# [PROBLEM TO SOLVE]
Omit the images. Copy each entry word for word.

# [DATA EXCERPTS]
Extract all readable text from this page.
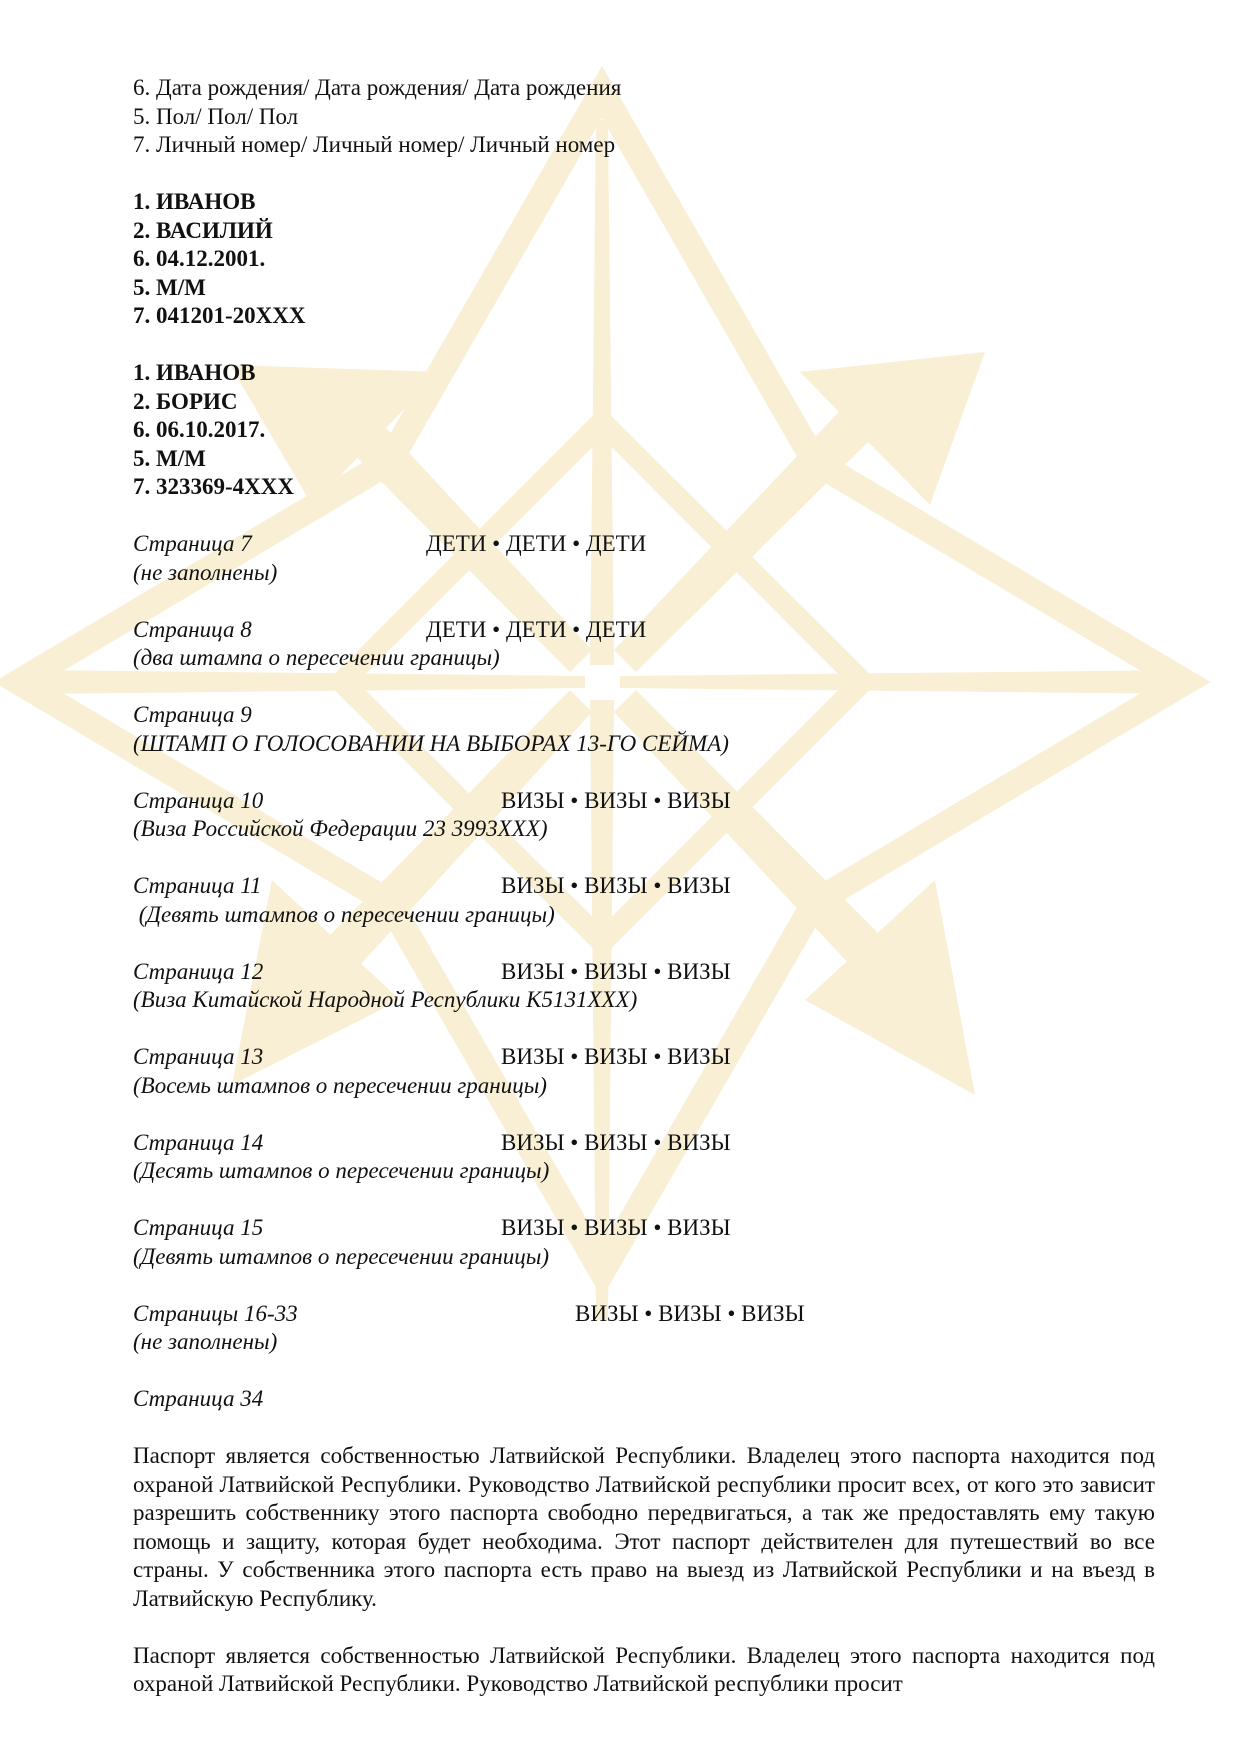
6. Дата рождения/ Дата рождения/ Дата рождения
5. Пол/ Пол/ Пол
7. Личный номер/ Личный номер/ Личный номер
1. ИВАНОВ
2. ВАСИЛИЙ
6. 04.12.2001.
5. M/M
7. 041201-20XXX
1. ИВАНОВ
2. БОРИС
6. 06.10.2017.
5. M/M
7. 323369-4XXX
Страница 7	ДЕТИ • ДЕТИ • ДЕТИ
(не заполнены)
Страница 8	ДЕТИ • ДЕТИ • ДЕТИ
(два штампа о пересечении границы)
Страница 9
(ШТАМП О ГОЛОСОВАНИИ НА ВЫБОРАХ 13-ГО СЕЙМА)
Страница 10	ВИЗЫ • ВИЗЫ • ВИЗЫ
(Виза Российской Федерации 23 3993XXX)
Страница 11	ВИЗЫ • ВИЗЫ • ВИЗЫ
(Девять штампов о пересечении границы)
Страница 12	ВИЗЫ • ВИЗЫ • ВИЗЫ
(Виза Китайской Народной Республики K5131XXX)
Страница 13	ВИЗЫ • ВИЗЫ • ВИЗЫ
(Восемь штампов о пересечении границы)
Страница 14	ВИЗЫ • ВИЗЫ • ВИЗЫ
(Десять штампов о пересечении границы)
Страница 15	ВИЗЫ • ВИЗЫ • ВИЗЫ
(Девять штампов о пересечении границы)
Страницы 16-33	ВИЗЫ • ВИЗЫ • ВИЗЫ
(не заполнены)
Страница 34
Паспорт является собственностью Латвийской Республики. Владелец этого паспорта находится под охраной Латвийской Республики. Руководство Латвийской республики просит всех, от кого это зависит разрешить собственнику этого паспорта свободно передвигаться, а так же предоставлять ему такую помощь и защиту, которая будет необходима. Этот паспорт действителен для путешествий во все страны. У собственника этого паспорта есть право на выезд из Латвийской Республики и на въезд в Латвийскую Республику.
Паспорт является собственностью Латвийской Республики. Владелец этого паспорта находится под охраной Латвийской Республики. Руководство Латвийской республики просит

# [SOLVED EXERCISE]
Extract all readable text from this page.
6. Дата рождения/ Дата рождения/ Дата рождения
5. Пол/ Пол/ Пол
7. Личный номер/ Личный номер/ Личный номер
1. ИВАНОВ
2. ВАСИЛИЙ
6. 04.12.2001.
5. M/M
7. 041201-20XXX
1. ИВАНОВ
2. БОРИС
6. 06.10.2017.
5. M/M
7. 323369-4XXX
Страница 7	ДЕТИ • ДЕТИ • ДЕТИ
(не заполнены)
Страница 8	ДЕТИ • ДЕТИ • ДЕТИ
(два штампа о пересечении границы)
Страница 9
(ШТАМП О ГОЛОСОВАНИИ НА ВЫБОРАХ 13-ГО СЕЙМА)
Страница 10	ВИЗЫ • ВИЗЫ • ВИЗЫ
(Виза Российской Федерации 23 3993XXX)
Страница 11	ВИЗЫ • ВИЗЫ • ВИЗЫ
(Девять штампов о пересечении границы)
Страница 12	ВИЗЫ • ВИЗЫ • ВИЗЫ
(Виза Китайской Народной Республики K5131XXX)
Страница 13	ВИЗЫ • ВИЗЫ • ВИЗЫ
(Восемь штампов о пересечении границы)
Страница 14	ВИЗЫ • ВИЗЫ • ВИЗЫ
(Десять штампов о пересечении границы)
Страница 15	ВИЗЫ • ВИЗЫ • ВИЗЫ
(Девять штампов о пересечении границы)
Страницы 16-33	ВИЗЫ • ВИЗЫ • ВИЗЫ
(не заполнены)
Страница 34
Паспорт является собственностью Латвийской Республики. Владелец этого паспорта находится под охраной Латвийской Республики. Руководство Латвийской республики просит всех, от кого это зависит разрешить собственнику этого паспорта свободно передвигаться, а так же предоставлять ему такую помощь и защиту, которая будет необходима. Этот паспорт действителен для путешествий во все страны. У собственника этого паспорта есть право на выезд из Латвийской Республики и на въезд в Латвийскую Республику.
Паспорт является собственностью Латвийской Республики. Владелец этого паспорта находится под охраной Латвийской Республики. Руководство Латвийской республики просит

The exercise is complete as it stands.